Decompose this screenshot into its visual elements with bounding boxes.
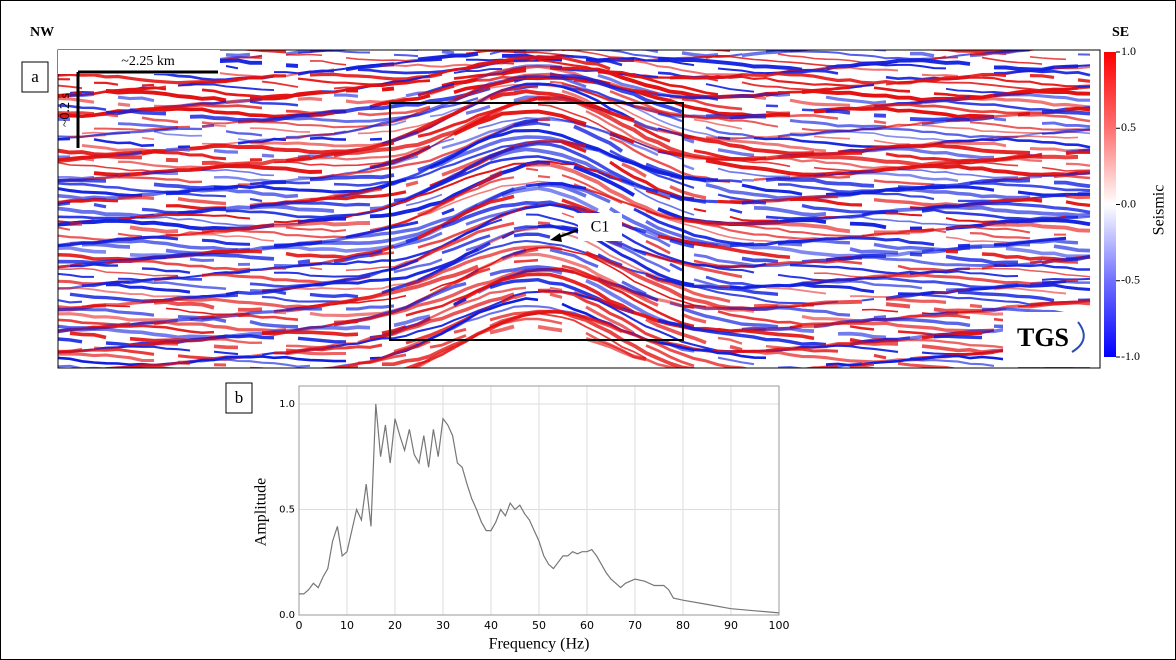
annotation: C1 xyxy=(591,219,610,236)
x-tick-label: 0 xyxy=(296,619,303,632)
panel-label: b xyxy=(235,388,244,407)
colorbar xyxy=(1104,52,1116,357)
y-tick-label: 0.0 xyxy=(279,610,295,621)
x-tick-label: 70 xyxy=(628,619,642,632)
colorbar-tick-label: 0.5 xyxy=(1121,120,1136,134)
x-axis-title: Frequency (Hz) xyxy=(489,636,590,653)
x-tick-label: 60 xyxy=(580,619,594,632)
colorbar-tick-label: 1.0 xyxy=(1121,44,1136,58)
colorbar-label: Seismic xyxy=(1151,185,1168,236)
x-tick-label: 30 xyxy=(436,619,450,632)
y-tick-label: 1.0 xyxy=(279,399,295,410)
direction-label: SE xyxy=(1112,25,1129,40)
x-tick-label: 80 xyxy=(676,619,690,632)
figure: ~2.25 km ~0.2 s a NW SE C1 TGS Seismic b… xyxy=(0,0,1176,660)
colorbar-tick-label: -0.5 xyxy=(1121,273,1140,287)
colorbar-tick-label: 0.0 xyxy=(1121,196,1136,210)
scale-v-label: ~0.2 s xyxy=(58,93,73,127)
y-axis-title: Amplitude xyxy=(253,478,270,546)
direction-label: NW xyxy=(30,25,54,40)
x-tick-label: 50 xyxy=(532,619,546,632)
logo: TGS xyxy=(1017,323,1069,352)
x-tick-label: 100 xyxy=(769,619,790,632)
y-tick-label: 0.5 xyxy=(279,504,295,515)
x-tick-label: 10 xyxy=(340,619,354,632)
scale-h-label: ~2.25 km xyxy=(121,54,175,69)
x-tick-label: 90 xyxy=(724,619,738,632)
x-tick-label: 40 xyxy=(484,619,498,632)
colorbar-tick-label: -1.0 xyxy=(1121,349,1140,363)
panel-label: a xyxy=(31,67,39,86)
x-tick-label: 20 xyxy=(388,619,402,632)
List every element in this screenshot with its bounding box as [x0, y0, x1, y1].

▬▬▬▬▬▬▬▬▬▬

TASK TO CARRY OUT. Copy every line of the data above word for word, but leave out the pictures.

SOLUTION FOR THIS PROBLEM.
Decompose this screenshot into its visual elements with bounding boxes.
annotation: C1 xyxy=(591,219,610,236)
x-tick-label: 0 xyxy=(296,619,303,632)
panel-label: b xyxy=(235,388,244,407)
colorbar xyxy=(1104,52,1116,357)
y-tick-label: 0.0 xyxy=(279,610,295,621)
x-tick-label: 70 xyxy=(628,619,642,632)
colorbar-tick-label: 0.5 xyxy=(1121,120,1136,134)
x-axis-title: Frequency (Hz) xyxy=(489,636,590,653)
x-tick-label: 60 xyxy=(580,619,594,632)
colorbar-tick-label: 1.0 xyxy=(1121,44,1136,58)
colorbar-label: Seismic xyxy=(1151,185,1168,236)
x-tick-label: 30 xyxy=(436,619,450,632)
y-tick-label: 1.0 xyxy=(279,399,295,410)
direction-label: SE xyxy=(1112,25,1129,40)
x-tick-label: 80 xyxy=(676,619,690,632)
figure: ~2.25 km ~0.2 s a NW SE C1 TGS Seismic b… xyxy=(0,0,1176,660)
colorbar-tick-label: -0.5 xyxy=(1121,273,1140,287)
colorbar-tick-label: 0.0 xyxy=(1121,196,1136,210)
scale-v-label: ~0.2 s xyxy=(58,93,73,127)
y-axis-title: Amplitude xyxy=(253,478,270,546)
direction-label: NW xyxy=(30,25,54,40)
x-tick-label: 50 xyxy=(532,619,546,632)
logo: TGS xyxy=(1017,323,1069,352)
x-tick-label: 100 xyxy=(769,619,790,632)
y-tick-label: 0.5 xyxy=(279,504,295,515)
x-tick-label: 10 xyxy=(340,619,354,632)
scale-h-label: ~2.25 km xyxy=(121,54,175,69)
x-tick-label: 90 xyxy=(724,619,738,632)
x-tick-label: 40 xyxy=(484,619,498,632)
colorbar-tick-label: -1.0 xyxy=(1121,349,1140,363)
panel-label: a xyxy=(31,67,39,86)
x-tick-label: 20 xyxy=(388,619,402,632)
List every element in this screenshot with its bounding box as [x0, y0, x1, y1].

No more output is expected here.